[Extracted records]

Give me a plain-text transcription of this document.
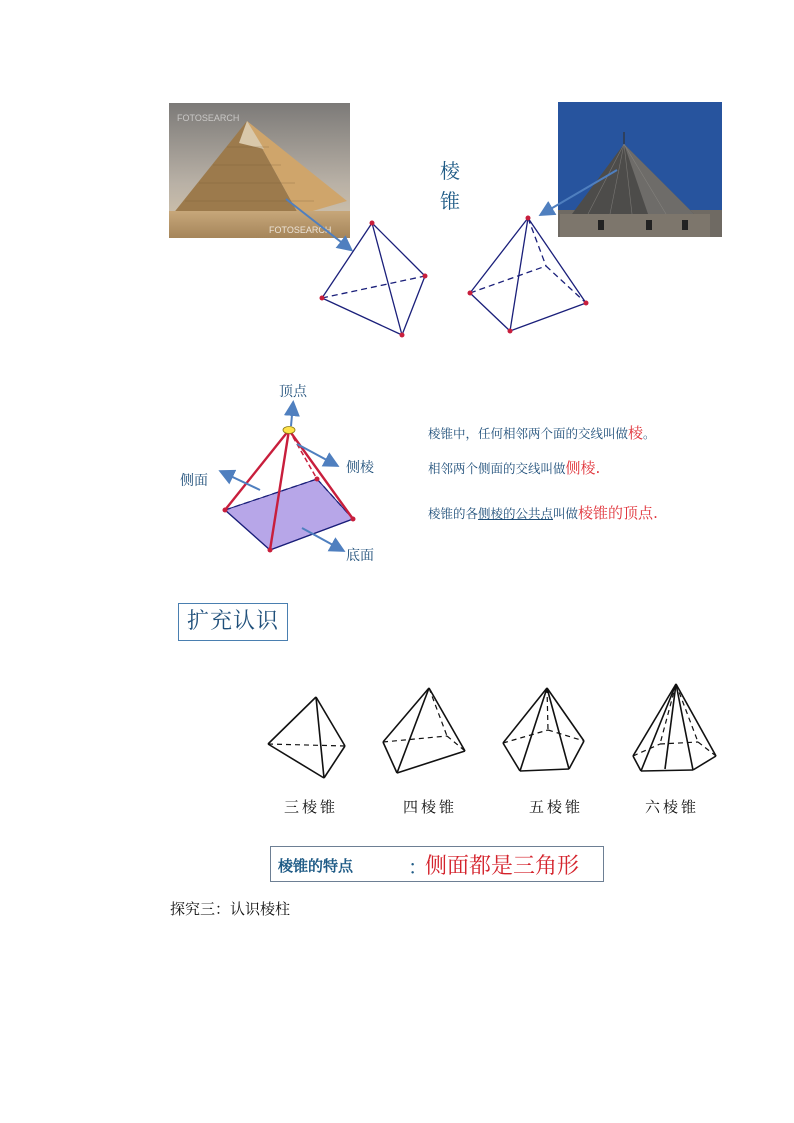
FOTOSEARCH
FOTOSEARCH
棱
锥
顶点
侧棱
侧面
底面
棱锥中，任何相邻两个面的交线叫做棱。
相邻两个侧面的交线叫做侧棱.
棱锥的各侧棱的公共点叫做棱锥的顶点.
扩充认识
三棱锥	四棱锥	五棱锥	六棱锥
棱锥的特点	：
侧面都是三角形
探究三：认识棱柱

* _GIVEN PROBLEM_
All of the material above is to be copied exactly, except for its images.

* _COMPLETE OUTPUT_
Give me a plain-text transcription of this document.
FOTOSEARCH
FOTOSEARCH
棱
锥
顶点
侧棱
侧面
底面
棱锥中，任何相邻两个面的交线叫做棱。
相邻两个侧面的交线叫做侧棱.
棱锥的各侧棱的公共点叫做棱锥的顶点.
扩充认识
三棱锥	四棱锥	五棱锥	六棱锥
棱锥的特点	：
侧面都是三角形
探究三：认识棱柱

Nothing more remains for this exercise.